**What to work on:**
Using the data below, gather each line that includes the word "Construction".

**Excerpted data:**
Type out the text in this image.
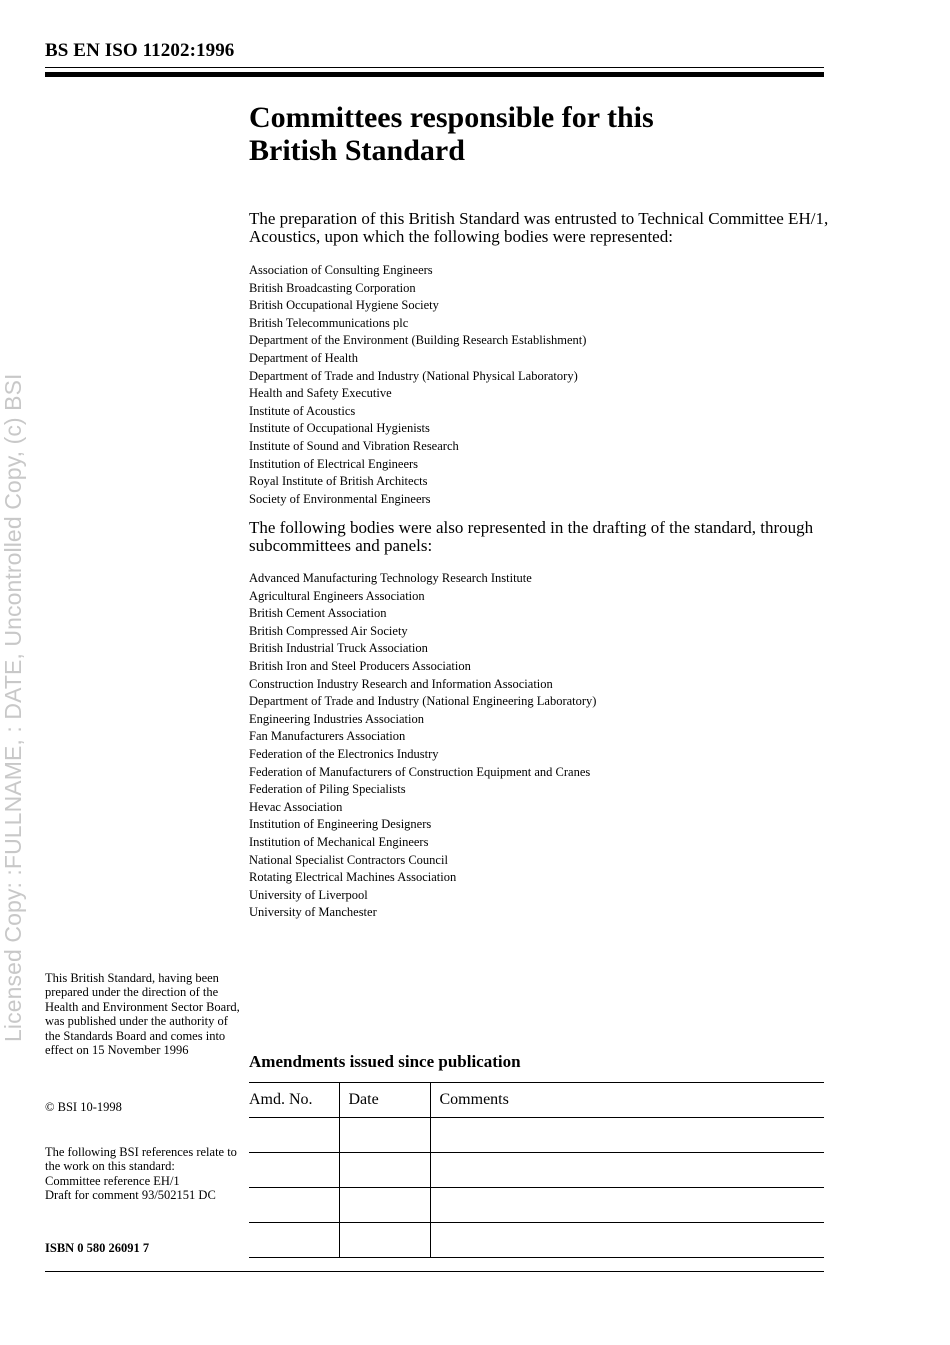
BS EN ISO 11202:1996
Committees responsible for this
British Standard
The preparation of this British Standard was entrusted to Technical Committee EH/1, Acoustics, upon which the following bodies were represented:
Association of Consulting Engineers
British Broadcasting Corporation
British Occupational Hygiene Society
British Telecommunications plc
Department of the Environment (Building Research Establishment)
Department of Health
Department of Trade and Industry (National Physical Laboratory)
Health and Safety Executive
Institute of Acoustics
Institute of Occupational Hygienists
Institute of Sound and Vibration Research
Institution of Electrical Engineers
Royal Institute of British Architects
Society of Environmental Engineers
The following bodies were also represented in the drafting of the standard, through subcommittees and panels:
Advanced Manufacturing Technology Research Institute
Agricultural Engineers Association
British Cement Association
British Compressed Air Society
British Industrial Truck Association
British Iron and Steel Producers Association
Construction Industry Research and Information Association
Department of Trade and Industry (National Engineering Laboratory)
Engineering Industries Association
Fan Manufacturers Association
Federation of the Electronics Industry
Federation of Manufacturers of Construction Equipment and Cranes
Federation of Piling Specialists
Hevac Association
Institution of Engineering Designers
Institution of Mechanical Engineers
National Specialist Contractors Council
Rotating Electrical Machines Association
University of Liverpool
University of Manchester
This British Standard, having been prepared under the direction of the Health and Environment Sector Board, was published under the authority of the Standards Board and comes into effect on 15 November 1996
© BSI 10-1998
The following BSI references relate to the work on this standard:
Committee reference EH/1
Draft for comment 93/502151 DC
ISBN 0 580 26091 7
Amendments issued since publication
Amd. No.	Date	Comments

Licensed Copy: :FULLNAME, : DATE, Uncontrolled Copy, (c) BSI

**Result for this exercise:**
Construction Industry Research and Information Association
Federation of Manufacturers of Construction Equipment and Cranes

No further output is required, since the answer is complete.